• _SET TASK_
Nothing in the data should change when you return it, but leave the pictures out.

# start of GIVEN DATA

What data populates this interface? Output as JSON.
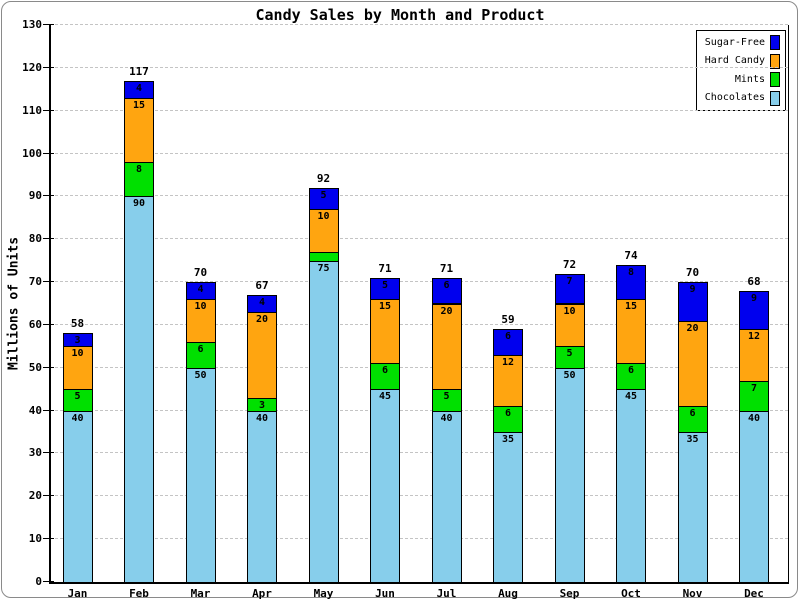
{
  "chart_data": {
    "type": "bar",
    "stacked": true,
    "title": "Candy Sales by Month and Product",
    "xlabel": "",
    "ylabel": "Millions of Units",
    "ylim": [
      0,
      130
    ],
    "ytick_step": 10,
    "grid": "horizontal-dashed",
    "legend_position": "top-right",
    "categories": [
      "Jan",
      "Feb",
      "Mar",
      "Apr",
      "May",
      "Jun",
      "Jul",
      "Aug",
      "Sep",
      "Oct",
      "Nov",
      "Dec"
    ],
    "series": [
      {
        "name": "Chocolates",
        "color": "#87CEEB",
        "values": [
          40,
          90,
          50,
          40,
          75,
          45,
          40,
          35,
          50,
          45,
          35,
          40
        ]
      },
      {
        "name": "Mints",
        "color": "#00E000",
        "values": [
          5,
          8,
          6,
          3,
          2,
          6,
          5,
          6,
          5,
          6,
          6,
          7
        ]
      },
      {
        "name": "Hard Candy",
        "color": "#FFA510",
        "values": [
          10,
          15,
          10,
          20,
          10,
          15,
          20,
          12,
          10,
          15,
          20,
          12
        ]
      },
      {
        "name": "Sugar-Free",
        "color": "#0000EE",
        "values": [
          3,
          4,
          4,
          4,
          5,
          5,
          6,
          6,
          7,
          8,
          9,
          9
        ]
      }
    ],
    "totals": [
      58,
      117,
      70,
      67,
      92,
      71,
      71,
      59,
      72,
      74,
      70,
      68
    ],
    "legend_entries": [
      "Sugar-Free",
      "Hard Candy",
      "Mints",
      "Chocolates"
    ],
    "value_label_min": 3
  },
  "colors": {
    "grid": "#c4c4c4",
    "axis": "#000000",
    "text": "#000000",
    "frame": "#8a8a8a",
    "background": "#ffffff"
  }
}
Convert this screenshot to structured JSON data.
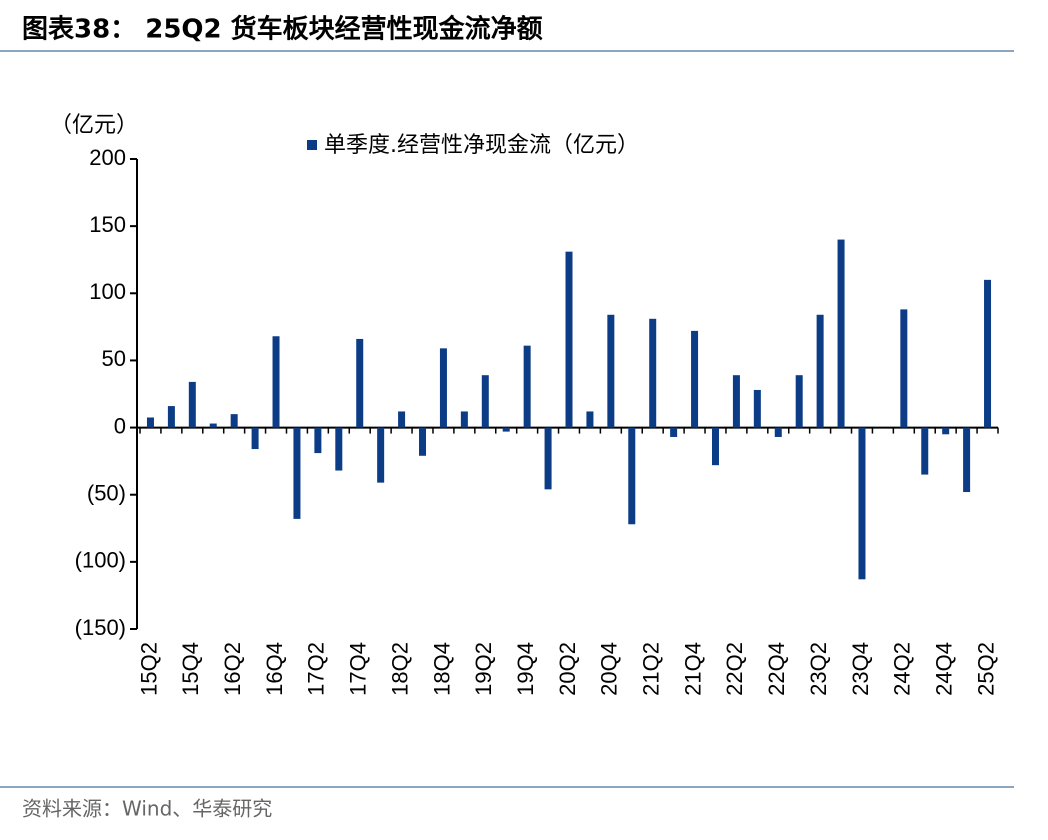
{
  "chart_data": {
    "type": "bar",
    "title": "图表38： 25Q2 货车板块经营性现金流净额",
    "y_axis_label": "（亿元）",
    "source": "资料来源：Wind、华泰研究",
    "categories": [
      "15Q2",
      null,
      "15Q4",
      null,
      "16Q2",
      null,
      "16Q4",
      null,
      "17Q2",
      null,
      "17Q4",
      null,
      "18Q2",
      null,
      "18Q4",
      null,
      "19Q2",
      null,
      "19Q4",
      null,
      "20Q2",
      null,
      "20Q4",
      null,
      "21Q2",
      null,
      "21Q4",
      null,
      "22Q2",
      null,
      "22Q4",
      null,
      "23Q2",
      null,
      "23Q4",
      null,
      "24Q2",
      null,
      "24Q4",
      null,
      "25Q2"
    ],
    "series": [
      {
        "name": "单季度.经营性净现金流（亿元）",
        "color": "#0b3c85",
        "values": [
          7.5,
          16,
          34,
          3,
          10,
          -16,
          68,
          -68,
          -19,
          -32,
          66,
          -41,
          12,
          -21,
          59,
          12,
          39,
          -3,
          61,
          -46,
          131,
          12,
          84,
          -72,
          81,
          -7,
          72,
          -28,
          39,
          28,
          -7,
          39,
          84,
          140,
          -113,
          0,
          88,
          -35,
          -5,
          -48,
          110
        ]
      }
    ],
    "ylim": [
      -150,
      200
    ],
    "yticks": [
      200,
      150,
      100,
      50,
      0,
      {
        "value": -50,
        "label": "(50)"
      },
      {
        "value": -100,
        "label": "(100)"
      },
      {
        "value": -150,
        "label": "(150)"
      }
    ],
    "legend": "top"
  }
}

# end of GIVEN DATA

• _WRITTEN SOLUTION_
What data populates this interface? Output as JSON.
{
  "chart_data": {
    "type": "bar",
    "stacked": true,
    "title": "Candy Sales by Month and Product",
    "xlabel": "",
    "ylabel": "Millions of Units",
    "ylim": [
      0,
      130
    ],
    "ytick_step": 10,
    "grid": "horizontal-dashed",
    "legend_position": "top-right",
    "categories": [
      "Jan",
      "Feb",
      "Mar",
      "Apr",
      "May",
      "Jun",
      "Jul",
      "Aug",
      "Sep",
      "Oct",
      "Nov",
      "Dec"
    ],
    "series": [
      {
        "name": "Chocolates",
        "color": "#87CEEB",
        "values": [
          40,
          90,
          50,
          40,
          75,
          45,
          40,
          35,
          50,
          45,
          35,
          40
        ]
      },
      {
        "name": "Mints",
        "color": "#00E000",
        "values": [
          5,
          8,
          6,
          3,
          2,
          6,
          5,
          6,
          5,
          6,
          6,
          7
        ]
      },
      {
        "name": "Hard Candy",
        "color": "#FFA510",
        "values": [
          10,
          15,
          10,
          20,
          10,
          15,
          20,
          12,
          10,
          15,
          20,
          12
        ]
      },
      {
        "name": "Sugar-Free",
        "color": "#0000EE",
        "values": [
          3,
          4,
          4,
          4,
          5,
          5,
          6,
          6,
          7,
          8,
          9,
          9
        ]
      }
    ],
    "totals": [
      58,
      117,
      70,
      67,
      92,
      71,
      71,
      59,
      72,
      74,
      70,
      68
    ],
    "legend_entries": [
      "Sugar-Free",
      "Hard Candy",
      "Mints",
      "Chocolates"
    ],
    "value_label_min": 3
  },
  "colors": {
    "grid": "#c4c4c4",
    "axis": "#000000",
    "text": "#000000",
    "frame": "#8a8a8a",
    "background": "#ffffff"
  }
}
Convert this screenshot to structured JSON data.
{
  "chart_data": {
    "type": "bar",
    "title": "图表38： 25Q2 货车板块经营性现金流净额",
    "y_axis_label": "（亿元）",
    "source": "资料来源：Wind、华泰研究",
    "categories": [
      "15Q2",
      null,
      "15Q4",
      null,
      "16Q2",
      null,
      "16Q4",
      null,
      "17Q2",
      null,
      "17Q4",
      null,
      "18Q2",
      null,
      "18Q4",
      null,
      "19Q2",
      null,
      "19Q4",
      null,
      "20Q2",
      null,
      "20Q4",
      null,
      "21Q2",
      null,
      "21Q4",
      null,
      "22Q2",
      null,
      "22Q4",
      null,
      "23Q2",
      null,
      "23Q4",
      null,
      "24Q2",
      null,
      "24Q4",
      null,
      "25Q2"
    ],
    "series": [
      {
        "name": "单季度.经营性净现金流（亿元）",
        "color": "#0b3c85",
        "values": [
          7.5,
          16,
          34,
          3,
          10,
          -16,
          68,
          -68,
          -19,
          -32,
          66,
          -41,
          12,
          -21,
          59,
          12,
          39,
          -3,
          61,
          -46,
          131,
          12,
          84,
          -72,
          81,
          -7,
          72,
          -28,
          39,
          28,
          -7,
          39,
          84,
          140,
          -113,
          0,
          88,
          -35,
          -5,
          -48,
          110
        ]
      }
    ],
    "ylim": [
      -150,
      200
    ],
    "yticks": [
      200,
      150,
      100,
      50,
      0,
      {
        "value": -50,
        "label": "(50)"
      },
      {
        "value": -100,
        "label": "(100)"
      },
      {
        "value": -150,
        "label": "(150)"
      }
    ],
    "legend": "top"
  }
}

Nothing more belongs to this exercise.